| Work to complete |
A line counts if it contains the string "пожарной"; say how many such lines there are, giving only the number.

Extracted data entries:
----------------------------------------

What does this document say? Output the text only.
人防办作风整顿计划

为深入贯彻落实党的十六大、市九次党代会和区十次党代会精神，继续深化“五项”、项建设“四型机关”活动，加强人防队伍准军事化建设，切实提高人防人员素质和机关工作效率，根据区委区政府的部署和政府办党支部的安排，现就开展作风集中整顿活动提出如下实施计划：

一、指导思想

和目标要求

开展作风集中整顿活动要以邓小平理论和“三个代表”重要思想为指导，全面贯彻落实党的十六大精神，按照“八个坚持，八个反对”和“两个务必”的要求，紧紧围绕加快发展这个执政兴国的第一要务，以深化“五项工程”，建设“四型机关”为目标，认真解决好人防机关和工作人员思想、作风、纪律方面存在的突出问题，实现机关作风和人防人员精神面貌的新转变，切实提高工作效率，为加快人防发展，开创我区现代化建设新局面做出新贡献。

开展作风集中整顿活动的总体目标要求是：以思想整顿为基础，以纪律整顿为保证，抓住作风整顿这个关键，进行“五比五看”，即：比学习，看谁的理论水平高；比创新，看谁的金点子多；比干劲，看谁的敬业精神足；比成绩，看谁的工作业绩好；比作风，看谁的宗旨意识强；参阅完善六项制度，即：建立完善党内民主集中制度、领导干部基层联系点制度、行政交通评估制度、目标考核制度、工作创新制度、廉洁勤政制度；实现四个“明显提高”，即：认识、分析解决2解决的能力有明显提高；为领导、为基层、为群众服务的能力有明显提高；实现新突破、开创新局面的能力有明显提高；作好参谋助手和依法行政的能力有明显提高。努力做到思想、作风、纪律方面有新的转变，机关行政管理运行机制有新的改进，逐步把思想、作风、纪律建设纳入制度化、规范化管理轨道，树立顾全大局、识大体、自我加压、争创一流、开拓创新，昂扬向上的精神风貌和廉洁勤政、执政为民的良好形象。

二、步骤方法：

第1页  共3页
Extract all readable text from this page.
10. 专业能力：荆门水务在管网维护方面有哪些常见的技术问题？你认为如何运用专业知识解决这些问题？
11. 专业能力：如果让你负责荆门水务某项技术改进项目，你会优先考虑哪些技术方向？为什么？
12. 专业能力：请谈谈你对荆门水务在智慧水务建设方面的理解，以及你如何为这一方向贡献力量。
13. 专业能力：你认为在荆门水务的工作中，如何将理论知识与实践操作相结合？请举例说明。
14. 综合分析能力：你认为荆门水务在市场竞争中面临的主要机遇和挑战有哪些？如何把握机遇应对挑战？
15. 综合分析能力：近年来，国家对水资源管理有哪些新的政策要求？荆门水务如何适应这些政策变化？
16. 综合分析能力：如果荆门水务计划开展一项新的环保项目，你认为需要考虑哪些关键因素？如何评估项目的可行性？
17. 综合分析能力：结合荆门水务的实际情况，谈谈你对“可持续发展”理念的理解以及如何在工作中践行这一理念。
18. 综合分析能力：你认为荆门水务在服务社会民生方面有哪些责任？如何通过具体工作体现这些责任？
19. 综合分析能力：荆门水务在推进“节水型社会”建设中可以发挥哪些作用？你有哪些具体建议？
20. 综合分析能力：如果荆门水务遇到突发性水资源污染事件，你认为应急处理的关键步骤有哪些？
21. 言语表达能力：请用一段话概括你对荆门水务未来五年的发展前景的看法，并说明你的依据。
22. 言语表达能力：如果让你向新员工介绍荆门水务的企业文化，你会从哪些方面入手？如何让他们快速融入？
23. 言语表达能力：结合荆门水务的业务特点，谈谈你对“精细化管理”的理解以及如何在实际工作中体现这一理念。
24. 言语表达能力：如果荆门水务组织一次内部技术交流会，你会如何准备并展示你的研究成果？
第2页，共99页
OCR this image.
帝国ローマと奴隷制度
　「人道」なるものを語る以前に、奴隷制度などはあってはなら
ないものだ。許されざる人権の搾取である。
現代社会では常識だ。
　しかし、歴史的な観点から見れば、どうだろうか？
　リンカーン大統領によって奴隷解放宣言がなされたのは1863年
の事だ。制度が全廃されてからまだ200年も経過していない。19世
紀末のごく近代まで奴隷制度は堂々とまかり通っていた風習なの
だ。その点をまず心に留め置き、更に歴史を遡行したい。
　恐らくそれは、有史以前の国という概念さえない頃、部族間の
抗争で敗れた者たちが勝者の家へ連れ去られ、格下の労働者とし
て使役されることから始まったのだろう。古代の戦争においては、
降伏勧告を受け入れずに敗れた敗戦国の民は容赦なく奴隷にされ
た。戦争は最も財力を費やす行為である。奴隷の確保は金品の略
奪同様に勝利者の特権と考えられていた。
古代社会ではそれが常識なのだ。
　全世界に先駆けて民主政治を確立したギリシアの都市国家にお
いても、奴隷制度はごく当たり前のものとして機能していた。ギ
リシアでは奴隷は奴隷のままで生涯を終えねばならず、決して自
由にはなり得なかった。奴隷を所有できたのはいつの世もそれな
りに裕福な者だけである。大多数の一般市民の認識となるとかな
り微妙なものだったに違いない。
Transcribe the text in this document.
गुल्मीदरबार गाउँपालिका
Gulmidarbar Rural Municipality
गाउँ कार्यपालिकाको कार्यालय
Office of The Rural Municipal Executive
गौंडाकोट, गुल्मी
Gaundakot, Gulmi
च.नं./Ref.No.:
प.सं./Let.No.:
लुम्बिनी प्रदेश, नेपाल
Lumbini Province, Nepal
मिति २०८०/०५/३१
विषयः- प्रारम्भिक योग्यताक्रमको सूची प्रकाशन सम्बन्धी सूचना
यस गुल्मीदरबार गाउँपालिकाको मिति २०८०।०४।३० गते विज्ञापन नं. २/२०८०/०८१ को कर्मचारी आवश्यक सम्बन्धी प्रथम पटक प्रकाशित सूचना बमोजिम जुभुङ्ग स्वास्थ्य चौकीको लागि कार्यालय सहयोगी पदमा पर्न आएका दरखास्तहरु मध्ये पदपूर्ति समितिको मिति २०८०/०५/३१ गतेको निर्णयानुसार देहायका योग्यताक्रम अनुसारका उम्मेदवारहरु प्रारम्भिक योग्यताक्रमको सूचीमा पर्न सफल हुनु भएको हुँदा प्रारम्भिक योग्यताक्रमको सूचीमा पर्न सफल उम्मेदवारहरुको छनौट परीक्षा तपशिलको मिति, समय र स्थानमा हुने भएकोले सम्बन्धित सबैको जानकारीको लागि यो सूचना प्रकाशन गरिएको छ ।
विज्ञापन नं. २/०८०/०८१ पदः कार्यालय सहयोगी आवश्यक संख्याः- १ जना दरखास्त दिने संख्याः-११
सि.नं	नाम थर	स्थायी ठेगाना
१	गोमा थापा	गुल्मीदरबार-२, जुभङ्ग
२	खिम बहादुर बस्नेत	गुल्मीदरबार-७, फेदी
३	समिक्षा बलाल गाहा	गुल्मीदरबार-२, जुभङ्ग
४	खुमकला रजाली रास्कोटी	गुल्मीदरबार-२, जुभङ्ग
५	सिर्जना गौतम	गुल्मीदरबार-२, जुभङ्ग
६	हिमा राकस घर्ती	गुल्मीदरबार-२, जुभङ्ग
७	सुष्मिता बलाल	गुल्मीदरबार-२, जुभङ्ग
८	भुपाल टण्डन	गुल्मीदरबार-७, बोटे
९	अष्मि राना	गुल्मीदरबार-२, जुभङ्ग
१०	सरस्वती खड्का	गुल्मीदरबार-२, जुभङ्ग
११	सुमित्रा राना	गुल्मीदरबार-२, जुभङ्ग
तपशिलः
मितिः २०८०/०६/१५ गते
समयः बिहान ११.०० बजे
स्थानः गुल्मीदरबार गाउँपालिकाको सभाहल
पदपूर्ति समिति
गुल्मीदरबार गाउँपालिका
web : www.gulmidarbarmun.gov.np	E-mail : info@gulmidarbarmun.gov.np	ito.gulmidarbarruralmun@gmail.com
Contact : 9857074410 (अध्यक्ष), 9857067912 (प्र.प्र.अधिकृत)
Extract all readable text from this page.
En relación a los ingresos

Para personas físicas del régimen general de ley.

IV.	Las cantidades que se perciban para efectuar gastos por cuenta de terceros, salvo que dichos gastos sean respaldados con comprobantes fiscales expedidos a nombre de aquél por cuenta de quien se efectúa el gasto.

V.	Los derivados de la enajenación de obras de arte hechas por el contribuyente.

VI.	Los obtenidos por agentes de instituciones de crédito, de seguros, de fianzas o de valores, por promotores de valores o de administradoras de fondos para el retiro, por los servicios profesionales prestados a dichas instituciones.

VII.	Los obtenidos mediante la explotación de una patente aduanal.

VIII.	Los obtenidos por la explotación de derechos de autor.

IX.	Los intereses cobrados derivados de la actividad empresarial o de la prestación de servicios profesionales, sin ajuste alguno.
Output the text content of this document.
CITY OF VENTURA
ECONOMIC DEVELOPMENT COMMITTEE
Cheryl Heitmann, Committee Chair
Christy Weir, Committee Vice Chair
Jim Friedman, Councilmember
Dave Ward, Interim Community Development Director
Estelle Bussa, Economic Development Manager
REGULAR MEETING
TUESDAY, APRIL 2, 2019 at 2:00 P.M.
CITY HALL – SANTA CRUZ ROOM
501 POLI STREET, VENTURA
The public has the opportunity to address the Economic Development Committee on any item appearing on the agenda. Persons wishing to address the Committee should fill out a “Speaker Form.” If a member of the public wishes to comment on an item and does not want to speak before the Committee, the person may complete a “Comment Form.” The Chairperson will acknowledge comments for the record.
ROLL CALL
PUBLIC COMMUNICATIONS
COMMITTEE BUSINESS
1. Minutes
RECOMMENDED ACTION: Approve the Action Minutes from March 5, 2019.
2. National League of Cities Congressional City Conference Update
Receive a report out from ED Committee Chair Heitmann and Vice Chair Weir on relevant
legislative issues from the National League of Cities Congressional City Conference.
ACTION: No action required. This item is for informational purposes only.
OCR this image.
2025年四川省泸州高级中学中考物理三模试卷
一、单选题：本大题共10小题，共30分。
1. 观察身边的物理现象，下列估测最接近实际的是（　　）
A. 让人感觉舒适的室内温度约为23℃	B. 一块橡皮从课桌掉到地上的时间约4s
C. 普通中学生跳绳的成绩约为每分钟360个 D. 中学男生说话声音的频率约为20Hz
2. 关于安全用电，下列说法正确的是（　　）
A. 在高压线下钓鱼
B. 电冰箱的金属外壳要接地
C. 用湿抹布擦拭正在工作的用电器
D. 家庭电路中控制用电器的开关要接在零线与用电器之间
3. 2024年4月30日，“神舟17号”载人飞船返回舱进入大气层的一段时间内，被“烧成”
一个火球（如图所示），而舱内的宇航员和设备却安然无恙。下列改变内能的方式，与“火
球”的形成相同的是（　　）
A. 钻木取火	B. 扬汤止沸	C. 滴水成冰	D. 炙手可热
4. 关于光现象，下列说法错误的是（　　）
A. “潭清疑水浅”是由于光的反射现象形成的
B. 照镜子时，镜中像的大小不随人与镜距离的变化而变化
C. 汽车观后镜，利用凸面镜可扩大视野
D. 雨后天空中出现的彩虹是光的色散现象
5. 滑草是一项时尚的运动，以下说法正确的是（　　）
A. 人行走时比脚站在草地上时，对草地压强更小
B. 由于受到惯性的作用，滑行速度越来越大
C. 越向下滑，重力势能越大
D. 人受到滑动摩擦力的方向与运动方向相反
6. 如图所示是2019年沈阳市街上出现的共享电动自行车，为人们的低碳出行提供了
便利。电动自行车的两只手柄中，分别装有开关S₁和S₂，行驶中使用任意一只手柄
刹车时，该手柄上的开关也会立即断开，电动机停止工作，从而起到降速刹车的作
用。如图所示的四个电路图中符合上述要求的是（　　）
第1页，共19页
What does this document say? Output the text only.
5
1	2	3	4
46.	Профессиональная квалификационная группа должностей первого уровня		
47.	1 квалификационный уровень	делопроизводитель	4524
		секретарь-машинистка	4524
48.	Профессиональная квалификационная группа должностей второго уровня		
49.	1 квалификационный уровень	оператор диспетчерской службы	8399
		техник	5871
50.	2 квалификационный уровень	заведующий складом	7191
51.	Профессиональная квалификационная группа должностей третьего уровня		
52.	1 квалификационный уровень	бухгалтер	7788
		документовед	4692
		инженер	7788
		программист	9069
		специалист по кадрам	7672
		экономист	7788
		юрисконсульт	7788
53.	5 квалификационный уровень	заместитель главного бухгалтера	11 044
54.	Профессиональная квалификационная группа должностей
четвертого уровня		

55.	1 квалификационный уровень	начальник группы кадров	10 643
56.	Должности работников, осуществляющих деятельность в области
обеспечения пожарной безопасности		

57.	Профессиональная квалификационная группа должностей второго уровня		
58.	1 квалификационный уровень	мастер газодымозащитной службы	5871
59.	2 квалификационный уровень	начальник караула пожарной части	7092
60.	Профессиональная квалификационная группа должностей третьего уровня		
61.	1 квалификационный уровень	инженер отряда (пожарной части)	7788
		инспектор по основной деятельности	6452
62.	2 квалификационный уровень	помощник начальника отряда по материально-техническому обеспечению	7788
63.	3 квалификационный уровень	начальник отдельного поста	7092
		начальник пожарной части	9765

----------------------------------------

| Answer |
4